# WORKING DATA:
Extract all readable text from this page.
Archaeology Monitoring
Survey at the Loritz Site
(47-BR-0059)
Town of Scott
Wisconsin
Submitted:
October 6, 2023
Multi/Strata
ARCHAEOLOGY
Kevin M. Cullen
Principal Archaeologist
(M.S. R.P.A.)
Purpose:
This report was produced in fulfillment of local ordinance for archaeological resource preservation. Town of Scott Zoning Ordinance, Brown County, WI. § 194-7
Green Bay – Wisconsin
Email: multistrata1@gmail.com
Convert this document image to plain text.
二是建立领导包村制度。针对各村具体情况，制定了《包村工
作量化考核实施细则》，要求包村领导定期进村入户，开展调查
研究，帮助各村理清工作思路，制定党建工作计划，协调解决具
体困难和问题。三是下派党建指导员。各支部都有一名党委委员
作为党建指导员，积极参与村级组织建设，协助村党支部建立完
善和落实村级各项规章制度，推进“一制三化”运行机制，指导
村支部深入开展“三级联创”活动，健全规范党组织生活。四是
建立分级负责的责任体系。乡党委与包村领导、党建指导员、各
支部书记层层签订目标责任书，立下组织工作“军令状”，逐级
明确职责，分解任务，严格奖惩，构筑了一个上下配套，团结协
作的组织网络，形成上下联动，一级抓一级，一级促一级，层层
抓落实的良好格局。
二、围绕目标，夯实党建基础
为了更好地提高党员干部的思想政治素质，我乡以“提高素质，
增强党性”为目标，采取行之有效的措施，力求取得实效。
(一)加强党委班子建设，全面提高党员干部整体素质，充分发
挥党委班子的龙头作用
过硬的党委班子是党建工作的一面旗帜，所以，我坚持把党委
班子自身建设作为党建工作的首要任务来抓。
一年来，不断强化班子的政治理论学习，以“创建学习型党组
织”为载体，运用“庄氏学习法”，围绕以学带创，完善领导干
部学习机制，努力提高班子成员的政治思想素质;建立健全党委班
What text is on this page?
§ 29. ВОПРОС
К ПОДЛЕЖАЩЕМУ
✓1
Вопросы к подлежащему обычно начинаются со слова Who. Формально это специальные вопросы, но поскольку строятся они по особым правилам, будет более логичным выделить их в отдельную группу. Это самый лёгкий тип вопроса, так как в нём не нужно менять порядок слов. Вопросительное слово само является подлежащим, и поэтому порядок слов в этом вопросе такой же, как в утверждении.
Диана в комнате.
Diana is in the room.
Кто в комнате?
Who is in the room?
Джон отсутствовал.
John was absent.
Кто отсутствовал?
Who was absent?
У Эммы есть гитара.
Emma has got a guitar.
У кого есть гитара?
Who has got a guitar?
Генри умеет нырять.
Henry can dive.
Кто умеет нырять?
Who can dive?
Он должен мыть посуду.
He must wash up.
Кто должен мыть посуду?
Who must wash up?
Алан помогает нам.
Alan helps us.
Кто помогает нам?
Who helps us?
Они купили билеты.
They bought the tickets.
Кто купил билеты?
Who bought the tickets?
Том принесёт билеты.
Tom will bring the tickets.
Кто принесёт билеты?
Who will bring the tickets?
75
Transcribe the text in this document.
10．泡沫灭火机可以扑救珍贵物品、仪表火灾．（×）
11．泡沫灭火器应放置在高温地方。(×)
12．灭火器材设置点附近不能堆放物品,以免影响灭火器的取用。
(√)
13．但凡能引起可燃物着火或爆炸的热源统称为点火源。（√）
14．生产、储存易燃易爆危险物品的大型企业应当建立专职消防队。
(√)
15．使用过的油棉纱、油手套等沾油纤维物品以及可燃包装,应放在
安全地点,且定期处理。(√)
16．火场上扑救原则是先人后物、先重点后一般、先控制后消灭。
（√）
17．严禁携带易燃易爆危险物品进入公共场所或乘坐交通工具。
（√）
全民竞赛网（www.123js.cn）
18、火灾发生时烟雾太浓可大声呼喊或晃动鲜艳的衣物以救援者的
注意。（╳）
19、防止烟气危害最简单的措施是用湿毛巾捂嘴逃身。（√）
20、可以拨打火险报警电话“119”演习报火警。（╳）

# YOUR INSTRUCTIONS:
Copy all the entries verbatim.

# TASK RESPONSE:
Extract all readable text from this page.
Archaeology Monitoring
Survey at the Loritz Site
(47-BR-0059)
Town of Scott
Wisconsin
Submitted:
October 6, 2023
Multi/Strata
ARCHAEOLOGY
Kevin M. Cullen
Principal Archaeologist
(M.S. R.P.A.)
Purpose:
This report was produced in fulfillment of local ordinance for archaeological resource preservation. Town of Scott Zoning Ordinance, Brown County, WI. § 194-7
Green Bay – Wisconsin
Email: multistrata1@gmail.com
Convert this document image to plain text.
二是建立领导包村制度。针对各村具体情况，制定了《包村工
作量化考核实施细则》，要求包村领导定期进村入户，开展调查
研究，帮助各村理清工作思路，制定党建工作计划，协调解决具
体困难和问题。三是下派党建指导员。各支部都有一名党委委员
作为党建指导员，积极参与村级组织建设，协助村党支部建立完
善和落实村级各项规章制度，推进“一制三化”运行机制，指导
村支部深入开展“三级联创”活动，健全规范党组织生活。四是
建立分级负责的责任体系。乡党委与包村领导、党建指导员、各
支部书记层层签订目标责任书，立下组织工作“军令状”，逐级
明确职责，分解任务，严格奖惩，构筑了一个上下配套，团结协
作的组织网络，形成上下联动，一级抓一级，一级促一级，层层
抓落实的良好格局。
二、围绕目标，夯实党建基础
为了更好地提高党员干部的思想政治素质，我乡以“提高素质，
增强党性”为目标，采取行之有效的措施，力求取得实效。
(一)加强党委班子建设，全面提高党员干部整体素质，充分发
挥党委班子的龙头作用
过硬的党委班子是党建工作的一面旗帜，所以，我坚持把党委
班子自身建设作为党建工作的首要任务来抓。
一年来，不断强化班子的政治理论学习，以“创建学习型党组
织”为载体，运用“庄氏学习法”，围绕以学带创，完善领导干
部学习机制，努力提高班子成员的政治思想素质;建立健全党委班
What text is on this page?
§ 29. ВОПРОС
К ПОДЛЕЖАЩЕМУ
✓1
Вопросы к подлежащему обычно начинаются со слова Who. Формально это специальные вопросы, но поскольку строятся они по особым правилам, будет более логичным выделить их в отдельную группу. Это самый лёгкий тип вопроса, так как в нём не нужно менять порядок слов. Вопросительное слово само является подлежащим, и поэтому порядок слов в этом вопросе такой же, как в утверждении.
Диана в комнате.
Diana is in the room.
Кто в комнате?
Who is in the room?
Джон отсутствовал.
John was absent.
Кто отсутствовал?
Who was absent?
У Эммы есть гитара.
Emma has got a guitar.
У кого есть гитара?
Who has got a guitar?
Генри умеет нырять.
Henry can dive.
Кто умеет нырять?
Who can dive?
Он должен мыть посуду.
He must wash up.
Кто должен мыть посуду?
Who must wash up?
Алан помогает нам.
Alan helps us.
Кто помогает нам?
Who helps us?
Они купили билеты.
They bought the tickets.
Кто купил билеты?
Who bought the tickets?
Том принесёт билеты.
Tom will bring the tickets.
Кто принесёт билеты?
Who will bring the tickets?
75
Transcribe the text in this document.
10．泡沫灭火机可以扑救珍贵物品、仪表火灾．（×）
11．泡沫灭火器应放置在高温地方。(×)
12．灭火器材设置点附近不能堆放物品,以免影响灭火器的取用。
(√)
13．但凡能引起可燃物着火或爆炸的热源统称为点火源。（√）
14．生产、储存易燃易爆危险物品的大型企业应当建立专职消防队。
(√)
15．使用过的油棉纱、油手套等沾油纤维物品以及可燃包装,应放在
安全地点,且定期处理。(√)
16．火场上扑救原则是先人后物、先重点后一般、先控制后消灭。
（√）
17．严禁携带易燃易爆危险物品进入公共场所或乘坐交通工具。
（√）
全民竞赛网（www.123js.cn）
18、火灾发生时烟雾太浓可大声呼喊或晃动鲜艳的衣物以救援者的
注意。（╳）
19、防止烟气危害最简单的措施是用湿毛巾捂嘴逃身。（√）
20、可以拨打火险报警电话“119”演习报火警。（╳）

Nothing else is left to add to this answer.